# Aim of the task:
Take the entries below and print all of them exactly, please.

# Listed records:
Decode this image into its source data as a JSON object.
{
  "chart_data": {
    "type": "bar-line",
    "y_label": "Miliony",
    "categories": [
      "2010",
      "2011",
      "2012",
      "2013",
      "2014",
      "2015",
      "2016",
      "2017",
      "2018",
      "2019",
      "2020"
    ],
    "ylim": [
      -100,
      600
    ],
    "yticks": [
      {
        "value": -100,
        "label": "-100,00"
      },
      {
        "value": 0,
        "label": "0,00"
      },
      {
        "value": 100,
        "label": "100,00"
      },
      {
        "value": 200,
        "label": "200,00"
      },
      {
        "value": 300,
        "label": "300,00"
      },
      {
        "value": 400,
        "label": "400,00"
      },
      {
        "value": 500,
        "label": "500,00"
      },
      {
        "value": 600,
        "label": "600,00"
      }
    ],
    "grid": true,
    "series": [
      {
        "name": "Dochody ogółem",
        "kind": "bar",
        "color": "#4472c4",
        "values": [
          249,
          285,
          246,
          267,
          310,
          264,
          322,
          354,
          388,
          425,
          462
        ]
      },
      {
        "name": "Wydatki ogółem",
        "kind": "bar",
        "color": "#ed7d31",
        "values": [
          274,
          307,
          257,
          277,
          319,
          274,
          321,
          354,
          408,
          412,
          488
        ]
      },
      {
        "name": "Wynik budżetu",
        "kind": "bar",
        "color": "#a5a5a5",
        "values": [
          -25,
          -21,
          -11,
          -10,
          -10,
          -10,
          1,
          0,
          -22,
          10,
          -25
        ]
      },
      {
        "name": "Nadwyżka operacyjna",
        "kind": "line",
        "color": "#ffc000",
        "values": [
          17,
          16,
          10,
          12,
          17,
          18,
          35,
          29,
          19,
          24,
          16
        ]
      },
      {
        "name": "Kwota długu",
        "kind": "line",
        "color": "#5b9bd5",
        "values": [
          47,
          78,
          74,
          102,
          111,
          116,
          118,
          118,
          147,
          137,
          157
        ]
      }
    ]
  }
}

# Solution for this exercise:
Decode this image into its source data as a JSON object.
{
  "chart_data": {
    "type": "bar-line",
    "y_label": "Miliony",
    "categories": [
      "2010",
      "2011",
      "2012",
      "2013",
      "2014",
      "2015",
      "2016",
      "2017",
      "2018",
      "2019",
      "2020"
    ],
    "ylim": [
      -100,
      600
    ],
    "yticks": [
      {
        "value": -100,
        "label": "-100,00"
      },
      {
        "value": 0,
        "label": "0,00"
      },
      {
        "value": 100,
        "label": "100,00"
      },
      {
        "value": 200,
        "label": "200,00"
      },
      {
        "value": 300,
        "label": "300,00"
      },
      {
        "value": 400,
        "label": "400,00"
      },
      {
        "value": 500,
        "label": "500,00"
      },
      {
        "value": 600,
        "label": "600,00"
      }
    ],
    "grid": true,
    "series": [
      {
        "name": "Dochody ogółem",
        "kind": "bar",
        "color": "#4472c4",
        "values": [
          249,
          285,
          246,
          267,
          310,
          264,
          322,
          354,
          388,
          425,
          462
        ]
      },
      {
        "name": "Wydatki ogółem",
        "kind": "bar",
        "color": "#ed7d31",
        "values": [
          274,
          307,
          257,
          277,
          319,
          274,
          321,
          354,
          408,
          412,
          488
        ]
      },
      {
        "name": "Wynik budżetu",
        "kind": "bar",
        "color": "#a5a5a5",
        "values": [
          -25,
          -21,
          -11,
          -10,
          -10,
          -10,
          1,
          0,
          -22,
          10,
          -25
        ]
      },
      {
        "name": "Nadwyżka operacyjna",
        "kind": "line",
        "color": "#ffc000",
        "values": [
          17,
          16,
          10,
          12,
          17,
          18,
          35,
          29,
          19,
          24,
          16
        ]
      },
      {
        "name": "Kwota długu",
        "kind": "line",
        "color": "#5b9bd5",
        "values": [
          47,
          78,
          74,
          102,
          111,
          116,
          118,
          118,
          147,
          137,
          157
        ]
      }
    ]
  }
}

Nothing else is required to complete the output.